## Task prompt
In the entries below, find the lines that contain the word "kiến" and copy them.

Recorded data
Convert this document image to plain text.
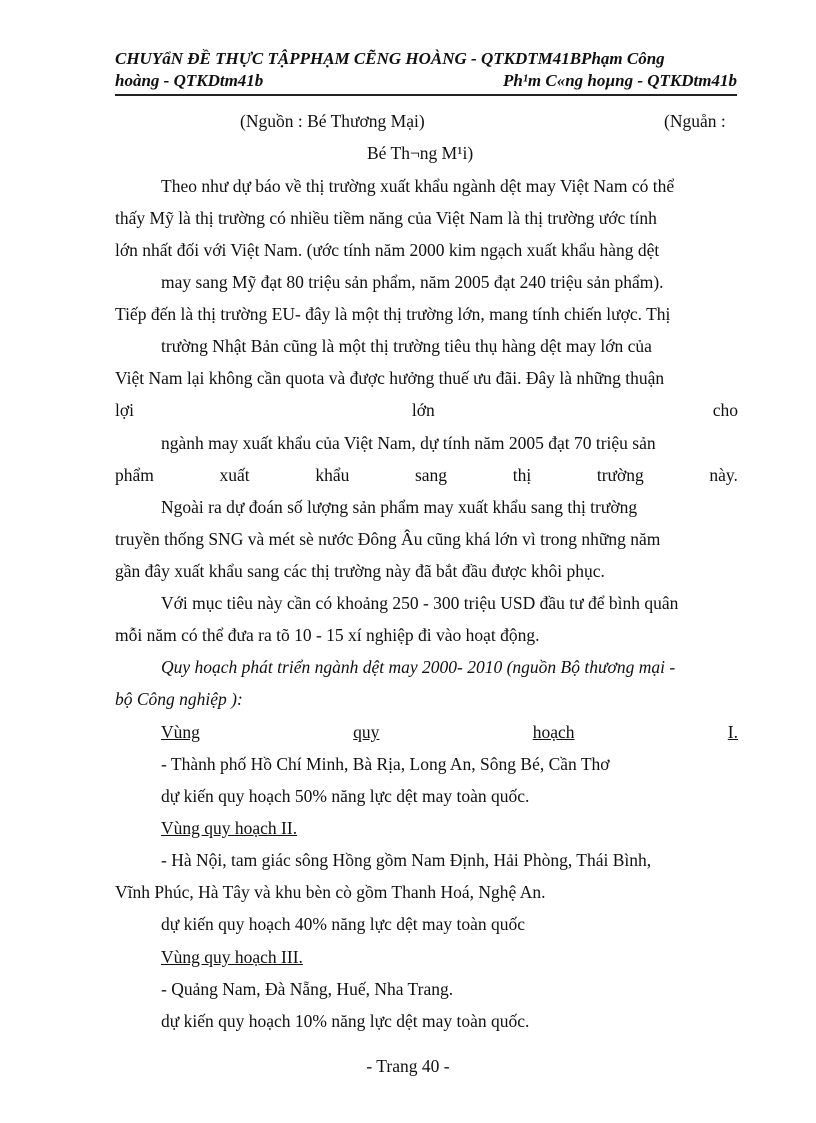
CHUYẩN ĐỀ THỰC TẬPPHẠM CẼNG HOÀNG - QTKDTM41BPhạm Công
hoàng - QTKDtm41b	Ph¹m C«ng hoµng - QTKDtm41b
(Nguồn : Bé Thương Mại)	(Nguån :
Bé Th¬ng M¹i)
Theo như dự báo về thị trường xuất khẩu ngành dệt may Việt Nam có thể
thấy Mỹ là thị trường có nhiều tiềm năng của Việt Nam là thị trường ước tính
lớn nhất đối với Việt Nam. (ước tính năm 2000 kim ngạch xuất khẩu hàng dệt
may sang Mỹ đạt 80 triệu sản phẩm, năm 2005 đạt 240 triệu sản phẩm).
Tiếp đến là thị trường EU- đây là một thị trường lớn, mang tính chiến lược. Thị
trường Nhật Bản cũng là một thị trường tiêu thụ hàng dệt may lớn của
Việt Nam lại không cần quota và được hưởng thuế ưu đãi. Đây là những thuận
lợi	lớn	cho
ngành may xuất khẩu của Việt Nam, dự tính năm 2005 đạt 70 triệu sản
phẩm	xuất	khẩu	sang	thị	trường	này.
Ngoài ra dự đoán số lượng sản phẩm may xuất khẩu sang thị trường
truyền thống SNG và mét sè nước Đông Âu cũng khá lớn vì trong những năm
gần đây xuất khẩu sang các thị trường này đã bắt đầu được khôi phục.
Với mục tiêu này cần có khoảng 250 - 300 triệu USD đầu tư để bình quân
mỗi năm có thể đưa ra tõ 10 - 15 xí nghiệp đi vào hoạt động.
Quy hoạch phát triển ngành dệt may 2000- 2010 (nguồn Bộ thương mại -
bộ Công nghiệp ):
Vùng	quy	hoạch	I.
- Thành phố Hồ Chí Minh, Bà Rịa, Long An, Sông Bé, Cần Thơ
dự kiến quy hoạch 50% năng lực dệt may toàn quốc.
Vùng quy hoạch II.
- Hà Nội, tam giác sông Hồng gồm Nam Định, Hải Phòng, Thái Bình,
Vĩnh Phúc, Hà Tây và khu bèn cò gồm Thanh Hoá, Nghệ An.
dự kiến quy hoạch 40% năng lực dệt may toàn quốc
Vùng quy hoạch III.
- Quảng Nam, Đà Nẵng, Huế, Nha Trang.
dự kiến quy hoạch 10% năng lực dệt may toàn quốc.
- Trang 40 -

## Output below
dự kiến quy hoạch 50% năng lực dệt may toàn quốc.
dự kiến quy hoạch 40% năng lực dệt may toàn quốc
dự kiến quy hoạch 10% năng lực dệt may toàn quốc.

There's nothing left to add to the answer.